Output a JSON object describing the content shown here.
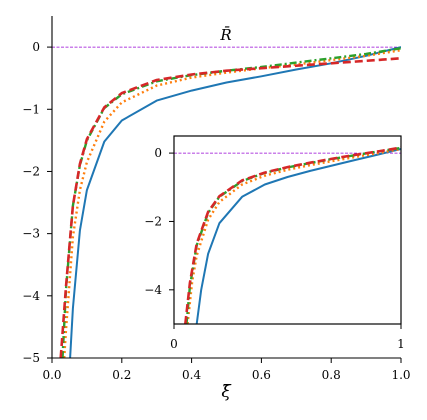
{
  "chart_data": [
    {
      "type": "line",
      "xlabel": "ξ̄",
      "ylabel": "",
      "annotation": "R̄",
      "xlim": [
        0.0,
        1.0
      ],
      "ylim": [
        -5.0,
        0.5
      ],
      "grid": false,
      "xticks": [
        0.0,
        0.2,
        0.4,
        0.6,
        0.8,
        1.0
      ],
      "xtick_labels": [
        "0.0",
        "0.2",
        "0.4",
        "0.6",
        "0.8",
        "1.0"
      ],
      "yticks": [
        0,
        -1,
        -2,
        -3,
        -4,
        -5
      ],
      "ytick_labels": [
        "0",
        "−1",
        "−2",
        "−3",
        "−4",
        "−5"
      ],
      "reference_line": {
        "y": 0,
        "color": "#9400d3",
        "style": "dashed"
      },
      "series": [
        {
          "color": "#1f77b4",
          "style": "solid",
          "x": [
            0.052,
            0.06,
            0.08,
            0.1,
            0.15,
            0.2,
            0.3,
            0.4,
            0.5,
            0.6,
            0.7,
            0.8,
            0.9,
            1.0
          ],
          "y": [
            -5.0,
            -4.2,
            -2.95,
            -2.3,
            -1.52,
            -1.18,
            -0.86,
            -0.7,
            -0.57,
            -0.47,
            -0.36,
            -0.26,
            -0.14,
            0.0
          ]
        },
        {
          "color": "#ff7f0e",
          "style": "dotted",
          "x": [
            0.035,
            0.04,
            0.06,
            0.08,
            0.1,
            0.15,
            0.2,
            0.3,
            0.4,
            0.5,
            0.6,
            0.7,
            0.8,
            0.9,
            1.0
          ],
          "y": [
            -5.0,
            -4.55,
            -3.05,
            -2.3,
            -1.85,
            -1.2,
            -0.89,
            -0.62,
            -0.49,
            -0.41,
            -0.34,
            -0.28,
            -0.21,
            -0.14,
            -0.05
          ]
        },
        {
          "color": "#2ca02c",
          "style": "dashdot",
          "x": [
            0.03,
            0.04,
            0.06,
            0.08,
            0.1,
            0.15,
            0.2,
            0.3,
            0.4,
            0.5,
            0.6,
            0.7,
            0.8,
            0.9,
            1.0
          ],
          "y": [
            -5.0,
            -3.9,
            -2.55,
            -1.9,
            -1.5,
            -0.98,
            -0.76,
            -0.55,
            -0.45,
            -0.38,
            -0.32,
            -0.25,
            -0.18,
            -0.11,
            -0.02
          ]
        },
        {
          "color": "#d62728",
          "style": "dashed",
          "x": [
            0.025,
            0.04,
            0.06,
            0.08,
            0.1,
            0.15,
            0.2,
            0.3,
            0.4,
            0.5,
            0.6,
            0.7,
            0.8,
            0.9,
            1.0
          ],
          "y": [
            -5.0,
            -3.85,
            -2.55,
            -1.88,
            -1.48,
            -0.97,
            -0.74,
            -0.53,
            -0.44,
            -0.38,
            -0.34,
            -0.3,
            -0.26,
            -0.22,
            -0.18
          ]
        }
      ]
    },
    {
      "type": "line",
      "xlim": [
        0.0,
        1.0
      ],
      "ylim": [
        -5.0,
        0.5
      ],
      "grid": false,
      "xticks": [
        0,
        1
      ],
      "xtick_labels": [
        "0",
        "1"
      ],
      "yticks": [
        0,
        -2,
        -4
      ],
      "ytick_labels": [
        "0",
        "−2",
        "−4"
      ],
      "reference_line": {
        "y": 0,
        "color": "#9400d3",
        "style": "dashed"
      },
      "series": [
        {
          "color": "#1f77b4",
          "style": "solid",
          "x": [
            0.1,
            0.12,
            0.15,
            0.2,
            0.3,
            0.4,
            0.5,
            0.6,
            0.7,
            0.8,
            0.9,
            1.0
          ],
          "y": [
            -5.0,
            -4.0,
            -2.95,
            -2.05,
            -1.28,
            -0.92,
            -0.7,
            -0.52,
            -0.36,
            -0.2,
            -0.04,
            0.12
          ]
        },
        {
          "color": "#ff7f0e",
          "style": "dotted",
          "x": [
            0.06,
            0.08,
            0.1,
            0.15,
            0.2,
            0.3,
            0.4,
            0.5,
            0.6,
            0.7,
            0.8,
            0.9,
            1.0
          ],
          "y": [
            -5.0,
            -3.75,
            -3.0,
            -1.95,
            -1.43,
            -0.92,
            -0.66,
            -0.49,
            -0.35,
            -0.23,
            -0.11,
            0.0,
            0.12
          ]
        },
        {
          "color": "#2ca02c",
          "style": "dashdot",
          "x": [
            0.055,
            0.07,
            0.1,
            0.15,
            0.2,
            0.3,
            0.4,
            0.5,
            0.6,
            0.7,
            0.8,
            0.9,
            1.0
          ],
          "y": [
            -5.0,
            -3.9,
            -2.7,
            -1.75,
            -1.28,
            -0.82,
            -0.58,
            -0.42,
            -0.29,
            -0.17,
            -0.06,
            0.05,
            0.15
          ]
        },
        {
          "color": "#d62728",
          "style": "dashed",
          "x": [
            0.05,
            0.07,
            0.1,
            0.15,
            0.2,
            0.3,
            0.4,
            0.5,
            0.6,
            0.7,
            0.8,
            0.9,
            1.0
          ],
          "y": [
            -5.0,
            -3.8,
            -2.65,
            -1.72,
            -1.26,
            -0.8,
            -0.57,
            -0.41,
            -0.28,
            -0.16,
            -0.05,
            0.05,
            0.16
          ]
        }
      ]
    }
  ]
}
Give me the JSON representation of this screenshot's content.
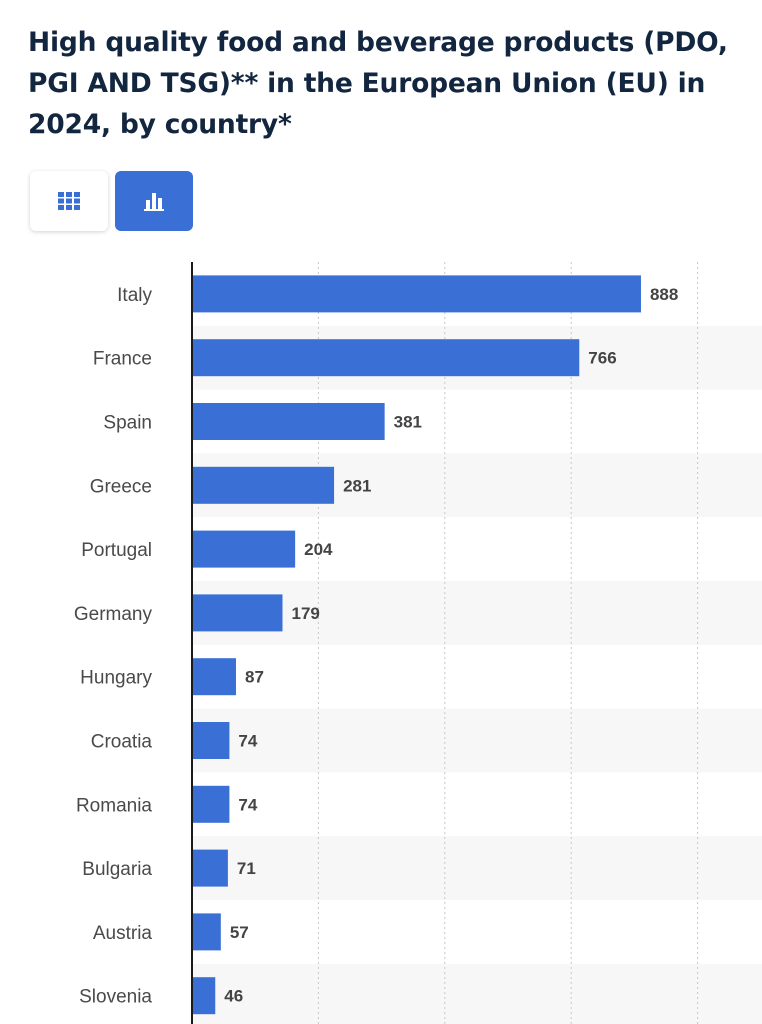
{
  "title": "High quality food and beverage products (PDO, PGI AND TSG)** in the European Union (EU) in 2024, by country*",
  "toolbar": {
    "table_view_icon": "grid-icon",
    "chart_view_icon": "bar-chart-icon",
    "active": "chart"
  },
  "colors": {
    "bar": "#3a70d6",
    "title": "#13263f",
    "band": "#f7f7f7",
    "active_toggle": "#3a70d6"
  },
  "chart_data": {
    "type": "bar",
    "orientation": "horizontal",
    "categories": [
      "Italy",
      "France",
      "Spain",
      "Greece",
      "Portugal",
      "Germany",
      "Hungary",
      "Croatia",
      "Romania",
      "Bulgaria",
      "Austria",
      "Slovenia"
    ],
    "values": [
      888,
      766,
      381,
      281,
      204,
      179,
      87,
      74,
      74,
      71,
      57,
      46
    ],
    "xlim": [
      0,
      1000
    ],
    "grid": "vertical dotted at 250, 500, 750, 1000",
    "data_labels": true,
    "legend": "none"
  }
}
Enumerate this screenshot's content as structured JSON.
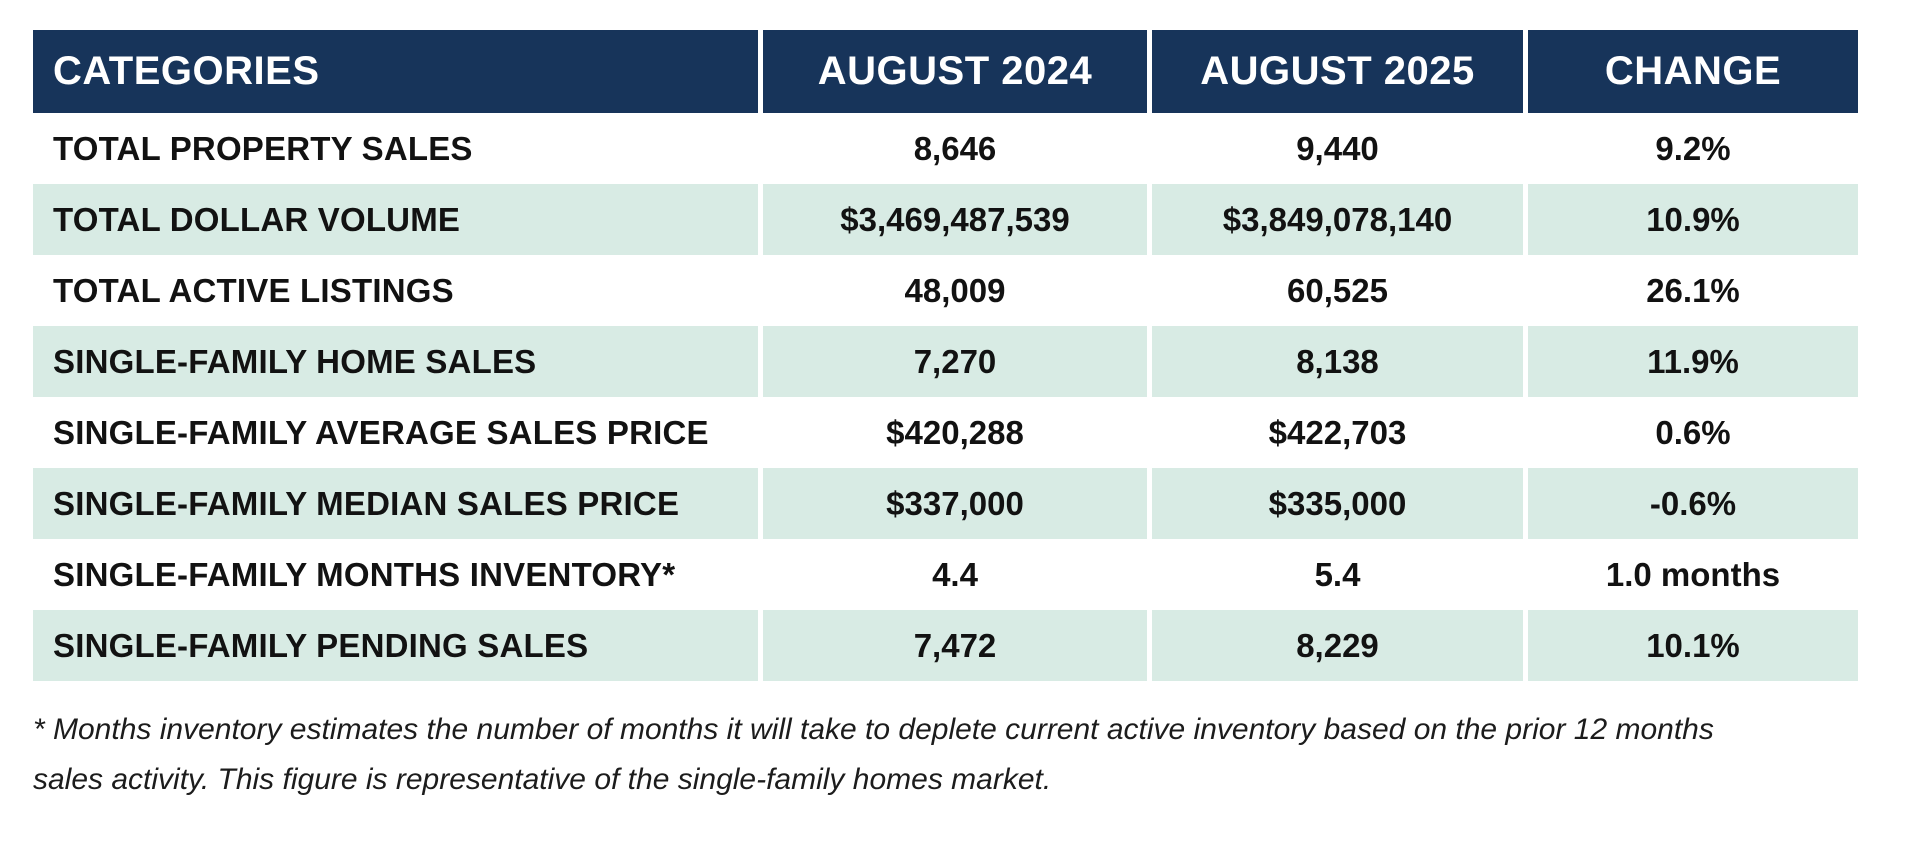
{
  "colors": {
    "header_bg": "#17345A",
    "row_alt_bg": "#D8EBE4",
    "header_text": "#FFFFFF",
    "body_text": "#121212"
  },
  "table": {
    "columns": [
      "CATEGORIES",
      "AUGUST 2024",
      "AUGUST 2025",
      "CHANGE"
    ],
    "rows": [
      {
        "category": "TOTAL PROPERTY SALES",
        "aug2024": "8,646",
        "aug2025": "9,440",
        "change": "9.2%"
      },
      {
        "category": "TOTAL DOLLAR VOLUME",
        "aug2024": "$3,469,487,539",
        "aug2025": "$3,849,078,140",
        "change": "10.9%"
      },
      {
        "category": "TOTAL ACTIVE LISTINGS",
        "aug2024": "48,009",
        "aug2025": "60,525",
        "change": "26.1%"
      },
      {
        "category": "SINGLE-FAMILY HOME SALES",
        "aug2024": "7,270",
        "aug2025": "8,138",
        "change": "11.9%"
      },
      {
        "category": "SINGLE-FAMILY AVERAGE SALES PRICE",
        "aug2024": "$420,288",
        "aug2025": "$422,703",
        "change": "0.6%"
      },
      {
        "category": "SINGLE-FAMILY MEDIAN SALES PRICE",
        "aug2024": "$337,000",
        "aug2025": "$335,000",
        "change": "-0.6%"
      },
      {
        "category": "SINGLE-FAMILY MONTHS INVENTORY*",
        "aug2024": "4.4",
        "aug2025": "5.4",
        "change": "1.0 months"
      },
      {
        "category": "SINGLE-FAMILY PENDING SALES",
        "aug2024": "7,472",
        "aug2025": "8,229",
        "change": "10.1%"
      }
    ]
  },
  "footnote": {
    "lines": [
      "* Months inventory estimates the number of months it will take to deplete current active inventory based on the prior 12 months",
      "sales activity. This figure is representative of the single-family homes market."
    ]
  },
  "chart_data": {
    "type": "table",
    "title": "",
    "columns": [
      "CATEGORIES",
      "AUGUST 2024",
      "AUGUST 2025",
      "CHANGE"
    ],
    "categories": [
      "TOTAL PROPERTY SALES",
      "TOTAL DOLLAR VOLUME",
      "TOTAL ACTIVE LISTINGS",
      "SINGLE-FAMILY HOME SALES",
      "SINGLE-FAMILY AVERAGE SALES PRICE",
      "SINGLE-FAMILY MEDIAN SALES PRICE",
      "SINGLE-FAMILY MONTHS INVENTORY*",
      "SINGLE-FAMILY PENDING SALES"
    ],
    "series": [
      {
        "name": "AUGUST 2024",
        "values": [
          8646,
          3469487539,
          48009,
          7270,
          420288,
          337000,
          4.4,
          7472
        ]
      },
      {
        "name": "AUGUST 2025",
        "values": [
          9440,
          3849078140,
          60525,
          8138,
          422703,
          335000,
          5.4,
          8229
        ]
      },
      {
        "name": "CHANGE",
        "values": [
          "9.2%",
          "10.9%",
          "26.1%",
          "11.9%",
          "0.6%",
          "-0.6%",
          "1.0 months",
          "10.1%"
        ]
      }
    ]
  }
}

==================================================

Work to do: How many of the listing's lines contain "category"? Respond with a single number and nothing else.

Complete response: 8